## Do this:
Count every line in the entries that follow where the word "Fall" appears, then state only the total.

## Records shown:
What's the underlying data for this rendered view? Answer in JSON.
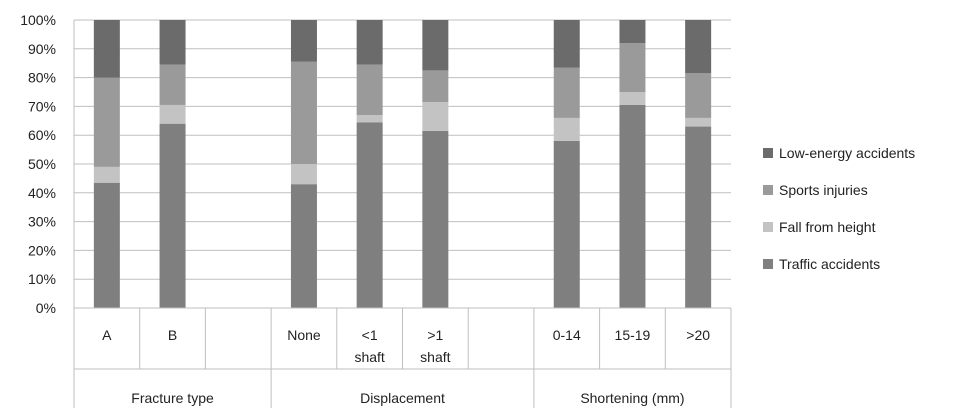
{
  "chart_data": {
    "type": "bar",
    "stacked": true,
    "normalized_percent": true,
    "categories": [
      "A",
      "B",
      "",
      "None",
      "<1 shaft",
      ">1 shaft",
      "",
      "0-14",
      "15-19",
      ">20"
    ],
    "category_lines": [
      [
        "A"
      ],
      [
        "B"
      ],
      [],
      [
        "None"
      ],
      [
        "<1",
        "shaft"
      ],
      [
        ">1",
        "shaft"
      ],
      [],
      [
        "0-14"
      ],
      [
        "15-19"
      ],
      [
        ">20"
      ]
    ],
    "groups": [
      {
        "label": "Fracture type",
        "span": 3
      },
      {
        "label": "Displacement",
        "span": 4
      },
      {
        "label": "Shortening (mm)",
        "span": 3
      }
    ],
    "series": [
      {
        "name": "Traffic accidents",
        "color": "#7f7f7f",
        "values": [
          43.5,
          64,
          null,
          43,
          64.5,
          61.5,
          null,
          58,
          70.5,
          63
        ]
      },
      {
        "name": "Fall from height",
        "color": "#c3c3c3",
        "values": [
          5.5,
          6.5,
          null,
          7,
          2.5,
          10,
          null,
          8,
          4.5,
          3
        ]
      },
      {
        "name": "Sports injuries",
        "color": "#9a9a9a",
        "values": [
          31,
          14,
          null,
          35.5,
          17.5,
          11,
          null,
          17.5,
          17,
          15.5
        ]
      },
      {
        "name": "Low-energy accidents",
        "color": "#6b6b6b",
        "values": [
          20,
          15.5,
          null,
          14.5,
          15.5,
          17.5,
          null,
          16.5,
          8,
          18.5
        ]
      }
    ],
    "ylim": [
      0,
      100
    ],
    "yticks": [
      "0%",
      "10%",
      "20%",
      "30%",
      "40%",
      "50%",
      "60%",
      "70%",
      "80%",
      "90%",
      "100%"
    ],
    "grid": true,
    "legend_position": "right",
    "legend_order": [
      "Low-energy accidents",
      "Sports injuries",
      "Fall from height",
      "Traffic accidents"
    ],
    "title": "",
    "xlabel": "",
    "ylabel": ""
  }
}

## Result for this task:
2